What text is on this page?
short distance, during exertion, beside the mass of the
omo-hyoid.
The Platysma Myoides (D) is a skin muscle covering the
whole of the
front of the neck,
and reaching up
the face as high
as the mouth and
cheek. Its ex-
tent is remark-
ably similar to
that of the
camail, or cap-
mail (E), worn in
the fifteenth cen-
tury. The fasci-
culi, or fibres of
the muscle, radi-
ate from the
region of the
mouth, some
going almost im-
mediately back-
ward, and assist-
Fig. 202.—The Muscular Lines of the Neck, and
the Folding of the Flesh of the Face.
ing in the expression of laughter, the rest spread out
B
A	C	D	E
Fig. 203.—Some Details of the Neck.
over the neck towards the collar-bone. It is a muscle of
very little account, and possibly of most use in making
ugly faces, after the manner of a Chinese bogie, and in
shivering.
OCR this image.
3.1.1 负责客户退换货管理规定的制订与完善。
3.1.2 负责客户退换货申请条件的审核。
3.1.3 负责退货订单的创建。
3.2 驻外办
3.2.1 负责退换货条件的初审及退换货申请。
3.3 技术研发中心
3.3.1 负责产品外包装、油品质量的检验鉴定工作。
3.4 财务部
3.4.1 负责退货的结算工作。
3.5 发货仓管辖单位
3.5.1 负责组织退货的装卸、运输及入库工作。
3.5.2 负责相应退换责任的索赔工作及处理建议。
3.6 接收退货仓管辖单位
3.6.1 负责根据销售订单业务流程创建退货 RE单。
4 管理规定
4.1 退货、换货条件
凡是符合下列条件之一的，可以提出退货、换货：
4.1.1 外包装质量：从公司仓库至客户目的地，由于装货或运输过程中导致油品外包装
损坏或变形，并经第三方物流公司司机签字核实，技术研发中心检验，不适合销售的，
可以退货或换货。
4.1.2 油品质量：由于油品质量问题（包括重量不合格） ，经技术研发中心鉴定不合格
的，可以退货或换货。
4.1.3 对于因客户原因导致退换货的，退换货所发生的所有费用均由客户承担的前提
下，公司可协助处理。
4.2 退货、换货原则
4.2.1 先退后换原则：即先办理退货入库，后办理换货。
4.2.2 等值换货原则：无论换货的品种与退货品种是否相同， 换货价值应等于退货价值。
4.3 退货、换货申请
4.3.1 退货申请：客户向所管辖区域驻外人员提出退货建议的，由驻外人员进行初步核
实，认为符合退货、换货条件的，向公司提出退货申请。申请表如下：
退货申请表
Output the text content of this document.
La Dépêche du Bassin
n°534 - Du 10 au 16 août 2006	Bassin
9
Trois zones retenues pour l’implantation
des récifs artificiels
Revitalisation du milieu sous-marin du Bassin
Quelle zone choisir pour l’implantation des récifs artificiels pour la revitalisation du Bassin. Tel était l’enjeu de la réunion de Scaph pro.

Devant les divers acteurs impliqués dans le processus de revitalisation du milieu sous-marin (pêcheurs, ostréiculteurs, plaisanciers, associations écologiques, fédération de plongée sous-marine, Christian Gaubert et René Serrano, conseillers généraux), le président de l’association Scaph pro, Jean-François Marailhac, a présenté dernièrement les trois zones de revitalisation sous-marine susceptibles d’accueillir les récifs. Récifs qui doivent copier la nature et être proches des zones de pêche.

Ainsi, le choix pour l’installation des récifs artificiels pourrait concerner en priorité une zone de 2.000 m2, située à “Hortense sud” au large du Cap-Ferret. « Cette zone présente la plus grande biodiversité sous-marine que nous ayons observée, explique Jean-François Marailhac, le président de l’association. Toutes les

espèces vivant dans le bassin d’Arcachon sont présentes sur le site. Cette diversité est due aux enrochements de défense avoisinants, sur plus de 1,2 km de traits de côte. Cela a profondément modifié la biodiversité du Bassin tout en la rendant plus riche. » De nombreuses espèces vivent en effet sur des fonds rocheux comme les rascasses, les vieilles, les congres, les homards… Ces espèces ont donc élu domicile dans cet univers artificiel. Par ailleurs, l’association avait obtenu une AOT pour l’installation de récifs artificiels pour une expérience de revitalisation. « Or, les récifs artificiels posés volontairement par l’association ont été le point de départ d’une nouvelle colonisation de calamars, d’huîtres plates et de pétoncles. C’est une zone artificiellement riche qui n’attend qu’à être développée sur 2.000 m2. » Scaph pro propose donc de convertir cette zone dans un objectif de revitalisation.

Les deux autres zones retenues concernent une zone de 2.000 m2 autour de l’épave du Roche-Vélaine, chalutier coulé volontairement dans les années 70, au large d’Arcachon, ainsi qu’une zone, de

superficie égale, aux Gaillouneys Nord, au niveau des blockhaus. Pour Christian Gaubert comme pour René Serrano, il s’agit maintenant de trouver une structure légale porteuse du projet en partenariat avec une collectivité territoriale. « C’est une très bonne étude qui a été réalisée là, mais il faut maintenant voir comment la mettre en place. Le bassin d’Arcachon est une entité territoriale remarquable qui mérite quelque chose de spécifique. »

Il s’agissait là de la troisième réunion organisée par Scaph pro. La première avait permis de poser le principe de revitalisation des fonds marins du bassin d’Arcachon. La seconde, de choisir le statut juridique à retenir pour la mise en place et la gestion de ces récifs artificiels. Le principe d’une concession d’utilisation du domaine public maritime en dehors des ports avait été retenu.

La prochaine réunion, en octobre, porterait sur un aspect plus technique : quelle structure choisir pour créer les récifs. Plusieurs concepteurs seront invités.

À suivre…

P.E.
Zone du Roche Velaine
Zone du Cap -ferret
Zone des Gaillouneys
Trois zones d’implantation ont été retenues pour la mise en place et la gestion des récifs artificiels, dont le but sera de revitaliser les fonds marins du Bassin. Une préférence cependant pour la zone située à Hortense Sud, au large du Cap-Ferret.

_ _ _

Task brief:
Identify every line holding the word "mise" and copy it out.

Solution to the exercise:
Il s’agissait là de la troisième réunion organisée par Scaph pro. La première avait permis de poser le principe de revitalisation des fonds marins du bassin d’Arcachon. La seconde, de choisir le statut juridique à retenir pour la mise en place et la gestion de ces récifs artificiels. Le principe d’une concession d’utilisation du domaine public maritime en dehors des ports avait été retenu.
Trois zones d’implantation ont été retenues pour la mise en place et la gestion des récifs artificiels, dont le but sera de revitaliser les fonds marins du Bassin. Une préférence cependant pour la zone située à Hortense Sud, au large du Cap-Ferret.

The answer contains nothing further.